■ WHAT IS REQUIRED: Extract all of the entries and set them down verbatim.

Dataset records:
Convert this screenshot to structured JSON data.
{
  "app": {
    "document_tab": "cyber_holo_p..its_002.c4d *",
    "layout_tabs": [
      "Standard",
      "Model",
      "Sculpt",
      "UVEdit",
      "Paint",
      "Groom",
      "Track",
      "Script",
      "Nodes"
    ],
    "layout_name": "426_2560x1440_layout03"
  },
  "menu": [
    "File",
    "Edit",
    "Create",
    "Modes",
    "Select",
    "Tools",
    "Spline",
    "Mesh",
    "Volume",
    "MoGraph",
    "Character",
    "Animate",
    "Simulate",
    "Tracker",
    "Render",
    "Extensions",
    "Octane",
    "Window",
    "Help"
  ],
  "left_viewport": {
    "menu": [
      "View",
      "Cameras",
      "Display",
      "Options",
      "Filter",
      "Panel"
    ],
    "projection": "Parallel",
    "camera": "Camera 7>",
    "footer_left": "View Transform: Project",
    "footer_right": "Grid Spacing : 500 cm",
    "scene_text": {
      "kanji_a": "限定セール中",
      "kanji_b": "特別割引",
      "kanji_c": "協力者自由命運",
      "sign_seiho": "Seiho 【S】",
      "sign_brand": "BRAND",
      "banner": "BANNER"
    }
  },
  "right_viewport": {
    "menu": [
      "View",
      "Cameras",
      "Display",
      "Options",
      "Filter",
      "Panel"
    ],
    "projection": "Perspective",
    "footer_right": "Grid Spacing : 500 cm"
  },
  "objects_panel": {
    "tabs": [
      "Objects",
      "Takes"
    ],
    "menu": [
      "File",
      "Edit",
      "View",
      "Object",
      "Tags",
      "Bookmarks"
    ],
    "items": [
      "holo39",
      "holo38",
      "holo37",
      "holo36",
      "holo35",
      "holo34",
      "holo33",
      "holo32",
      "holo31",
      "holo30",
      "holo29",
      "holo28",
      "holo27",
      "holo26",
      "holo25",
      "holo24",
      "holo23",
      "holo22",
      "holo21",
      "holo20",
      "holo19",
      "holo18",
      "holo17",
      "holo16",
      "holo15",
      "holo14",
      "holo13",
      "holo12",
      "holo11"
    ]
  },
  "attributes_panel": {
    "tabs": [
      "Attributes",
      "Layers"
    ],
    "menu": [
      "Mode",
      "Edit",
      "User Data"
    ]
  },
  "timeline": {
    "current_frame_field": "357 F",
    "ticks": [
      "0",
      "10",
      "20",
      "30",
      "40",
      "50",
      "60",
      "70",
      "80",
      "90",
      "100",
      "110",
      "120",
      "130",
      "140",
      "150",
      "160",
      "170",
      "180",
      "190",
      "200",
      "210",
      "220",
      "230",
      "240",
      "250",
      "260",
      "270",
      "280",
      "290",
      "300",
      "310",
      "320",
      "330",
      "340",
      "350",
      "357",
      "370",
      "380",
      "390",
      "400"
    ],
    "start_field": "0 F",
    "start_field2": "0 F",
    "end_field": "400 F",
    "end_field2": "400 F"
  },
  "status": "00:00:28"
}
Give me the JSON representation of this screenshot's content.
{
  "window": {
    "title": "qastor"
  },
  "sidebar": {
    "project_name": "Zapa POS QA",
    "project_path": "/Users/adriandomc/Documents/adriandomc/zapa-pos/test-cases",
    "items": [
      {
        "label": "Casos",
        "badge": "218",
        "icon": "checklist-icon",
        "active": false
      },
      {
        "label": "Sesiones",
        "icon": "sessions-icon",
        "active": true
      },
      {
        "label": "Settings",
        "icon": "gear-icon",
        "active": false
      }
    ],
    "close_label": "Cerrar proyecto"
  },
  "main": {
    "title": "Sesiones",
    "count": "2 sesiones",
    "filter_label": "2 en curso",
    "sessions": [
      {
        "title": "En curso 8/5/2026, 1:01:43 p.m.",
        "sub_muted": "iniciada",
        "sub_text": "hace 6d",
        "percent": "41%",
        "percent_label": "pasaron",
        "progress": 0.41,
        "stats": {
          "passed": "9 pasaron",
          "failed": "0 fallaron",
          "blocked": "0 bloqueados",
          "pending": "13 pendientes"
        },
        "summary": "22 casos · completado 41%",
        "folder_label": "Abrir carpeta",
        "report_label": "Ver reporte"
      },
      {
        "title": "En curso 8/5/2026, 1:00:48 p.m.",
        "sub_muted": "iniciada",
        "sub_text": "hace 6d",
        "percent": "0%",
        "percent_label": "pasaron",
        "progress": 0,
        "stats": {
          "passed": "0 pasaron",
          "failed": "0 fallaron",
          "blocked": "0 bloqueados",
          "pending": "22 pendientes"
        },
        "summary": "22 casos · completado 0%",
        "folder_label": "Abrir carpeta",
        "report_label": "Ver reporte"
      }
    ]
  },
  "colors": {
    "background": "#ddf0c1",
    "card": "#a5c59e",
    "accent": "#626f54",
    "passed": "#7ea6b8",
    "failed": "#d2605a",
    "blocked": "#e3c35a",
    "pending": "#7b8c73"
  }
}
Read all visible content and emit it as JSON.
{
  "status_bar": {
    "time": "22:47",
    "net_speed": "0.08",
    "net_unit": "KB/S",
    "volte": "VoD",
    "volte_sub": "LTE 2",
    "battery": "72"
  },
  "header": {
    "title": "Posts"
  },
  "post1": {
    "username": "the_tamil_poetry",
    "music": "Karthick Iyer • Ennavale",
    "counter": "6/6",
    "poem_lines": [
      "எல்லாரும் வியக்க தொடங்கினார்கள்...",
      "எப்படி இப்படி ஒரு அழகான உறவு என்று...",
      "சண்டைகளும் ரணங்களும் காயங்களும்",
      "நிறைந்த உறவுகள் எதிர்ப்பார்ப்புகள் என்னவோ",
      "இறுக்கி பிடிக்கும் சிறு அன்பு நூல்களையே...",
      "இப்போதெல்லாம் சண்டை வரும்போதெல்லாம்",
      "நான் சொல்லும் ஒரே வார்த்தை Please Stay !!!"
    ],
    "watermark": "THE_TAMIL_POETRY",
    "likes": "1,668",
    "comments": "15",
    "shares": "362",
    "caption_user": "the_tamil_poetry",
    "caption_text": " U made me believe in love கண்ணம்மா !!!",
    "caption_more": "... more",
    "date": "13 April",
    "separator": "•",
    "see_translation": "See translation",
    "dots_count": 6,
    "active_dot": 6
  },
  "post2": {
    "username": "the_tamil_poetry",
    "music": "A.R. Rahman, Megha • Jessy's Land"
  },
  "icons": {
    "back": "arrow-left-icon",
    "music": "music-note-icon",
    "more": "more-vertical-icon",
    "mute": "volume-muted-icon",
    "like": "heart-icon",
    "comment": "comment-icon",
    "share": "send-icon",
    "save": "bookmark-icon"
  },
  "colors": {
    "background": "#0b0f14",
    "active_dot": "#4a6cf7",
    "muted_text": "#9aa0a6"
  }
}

■ RIGHT ANSWER:
Convert this screenshot to structured JSON data.
{
  "app": {
    "document_tab": "cyber_holo_p..its_002.c4d *",
    "layout_tabs": [
      "Standard",
      "Model",
      "Sculpt",
      "UVEdit",
      "Paint",
      "Groom",
      "Track",
      "Script",
      "Nodes"
    ],
    "layout_name": "426_2560x1440_layout03"
  },
  "menu": [
    "File",
    "Edit",
    "Create",
    "Modes",
    "Select",
    "Tools",
    "Spline",
    "Mesh",
    "Volume",
    "MoGraph",
    "Character",
    "Animate",
    "Simulate",
    "Tracker",
    "Render",
    "Extensions",
    "Octane",
    "Window",
    "Help"
  ],
  "left_viewport": {
    "menu": [
      "View",
      "Cameras",
      "Display",
      "Options",
      "Filter",
      "Panel"
    ],
    "projection": "Parallel",
    "camera": "Camera 7>",
    "footer_left": "View Transform: Project",
    "footer_right": "Grid Spacing : 500 cm",
    "scene_text": {
      "kanji_a": "限定セール中",
      "kanji_b": "特別割引",
      "kanji_c": "協力者自由命運",
      "sign_seiho": "Seiho 【S】",
      "sign_brand": "BRAND",
      "banner": "BANNER"
    }
  },
  "right_viewport": {
    "menu": [
      "View",
      "Cameras",
      "Display",
      "Options",
      "Filter",
      "Panel"
    ],
    "projection": "Perspective",
    "footer_right": "Grid Spacing : 500 cm"
  },
  "objects_panel": {
    "tabs": [
      "Objects",
      "Takes"
    ],
    "menu": [
      "File",
      "Edit",
      "View",
      "Object",
      "Tags",
      "Bookmarks"
    ],
    "items": [
      "holo39",
      "holo38",
      "holo37",
      "holo36",
      "holo35",
      "holo34",
      "holo33",
      "holo32",
      "holo31",
      "holo30",
      "holo29",
      "holo28",
      "holo27",
      "holo26",
      "holo25",
      "holo24",
      "holo23",
      "holo22",
      "holo21",
      "holo20",
      "holo19",
      "holo18",
      "holo17",
      "holo16",
      "holo15",
      "holo14",
      "holo13",
      "holo12",
      "holo11"
    ]
  },
  "attributes_panel": {
    "tabs": [
      "Attributes",
      "Layers"
    ],
    "menu": [
      "Mode",
      "Edit",
      "User Data"
    ]
  },
  "timeline": {
    "current_frame_field": "357 F",
    "ticks": [
      "0",
      "10",
      "20",
      "30",
      "40",
      "50",
      "60",
      "70",
      "80",
      "90",
      "100",
      "110",
      "120",
      "130",
      "140",
      "150",
      "160",
      "170",
      "180",
      "190",
      "200",
      "210",
      "220",
      "230",
      "240",
      "250",
      "260",
      "270",
      "280",
      "290",
      "300",
      "310",
      "320",
      "330",
      "340",
      "350",
      "357",
      "370",
      "380",
      "390",
      "400"
    ],
    "start_field": "0 F",
    "start_field2": "0 F",
    "end_field": "400 F",
    "end_field2": "400 F"
  },
  "status": "00:00:28"
}
Give me the JSON representation of this screenshot's content.
{
  "window": {
    "title": "qastor"
  },
  "sidebar": {
    "project_name": "Zapa POS QA",
    "project_path": "/Users/adriandomc/Documents/adriandomc/zapa-pos/test-cases",
    "items": [
      {
        "label": "Casos",
        "badge": "218",
        "icon": "checklist-icon",
        "active": false
      },
      {
        "label": "Sesiones",
        "icon": "sessions-icon",
        "active": true
      },
      {
        "label": "Settings",
        "icon": "gear-icon",
        "active": false
      }
    ],
    "close_label": "Cerrar proyecto"
  },
  "main": {
    "title": "Sesiones",
    "count": "2 sesiones",
    "filter_label": "2 en curso",
    "sessions": [
      {
        "title": "En curso 8/5/2026, 1:01:43 p.m.",
        "sub_muted": "iniciada",
        "sub_text": "hace 6d",
        "percent": "41%",
        "percent_label": "pasaron",
        "progress": 0.41,
        "stats": {
          "passed": "9 pasaron",
          "failed": "0 fallaron",
          "blocked": "0 bloqueados",
          "pending": "13 pendientes"
        },
        "summary": "22 casos · completado 41%",
        "folder_label": "Abrir carpeta",
        "report_label": "Ver reporte"
      },
      {
        "title": "En curso 8/5/2026, 1:00:48 p.m.",
        "sub_muted": "iniciada",
        "sub_text": "hace 6d",
        "percent": "0%",
        "percent_label": "pasaron",
        "progress": 0,
        "stats": {
          "passed": "0 pasaron",
          "failed": "0 fallaron",
          "blocked": "0 bloqueados",
          "pending": "22 pendientes"
        },
        "summary": "22 casos · completado 0%",
        "folder_label": "Abrir carpeta",
        "report_label": "Ver reporte"
      }
    ]
  },
  "colors": {
    "background": "#ddf0c1",
    "card": "#a5c59e",
    "accent": "#626f54",
    "passed": "#7ea6b8",
    "failed": "#d2605a",
    "blocked": "#e3c35a",
    "pending": "#7b8c73"
  }
}
Read all visible content and emit it as JSON.
{
  "status_bar": {
    "time": "22:47",
    "net_speed": "0.08",
    "net_unit": "KB/S",
    "volte": "VoD",
    "volte_sub": "LTE 2",
    "battery": "72"
  },
  "header": {
    "title": "Posts"
  },
  "post1": {
    "username": "the_tamil_poetry",
    "music": "Karthick Iyer • Ennavale",
    "counter": "6/6",
    "poem_lines": [
      "எல்லாரும் வியக்க தொடங்கினார்கள்...",
      "எப்படி இப்படி ஒரு அழகான உறவு என்று...",
      "சண்டைகளும் ரணங்களும் காயங்களும்",
      "நிறைந்த உறவுகள் எதிர்ப்பார்ப்புகள் என்னவோ",
      "இறுக்கி பிடிக்கும் சிறு அன்பு நூல்களையே...",
      "இப்போதெல்லாம் சண்டை வரும்போதெல்லாம்",
      "நான் சொல்லும் ஒரே வார்த்தை Please Stay !!!"
    ],
    "watermark": "THE_TAMIL_POETRY",
    "likes": "1,668",
    "comments": "15",
    "shares": "362",
    "caption_user": "the_tamil_poetry",
    "caption_text": " U made me believe in love கண்ணம்மா !!!",
    "caption_more": "... more",
    "date": "13 April",
    "separator": "•",
    "see_translation": "See translation",
    "dots_count": 6,
    "active_dot": 6
  },
  "post2": {
    "username": "the_tamil_poetry",
    "music": "A.R. Rahman, Megha • Jessy's Land"
  },
  "icons": {
    "back": "arrow-left-icon",
    "music": "music-note-icon",
    "more": "more-vertical-icon",
    "mute": "volume-muted-icon",
    "like": "heart-icon",
    "comment": "comment-icon",
    "share": "send-icon",
    "save": "bookmark-icon"
  },
  "colors": {
    "background": "#0b0f14",
    "active_dot": "#4a6cf7",
    "muted_text": "#9aa0a6"
  }
}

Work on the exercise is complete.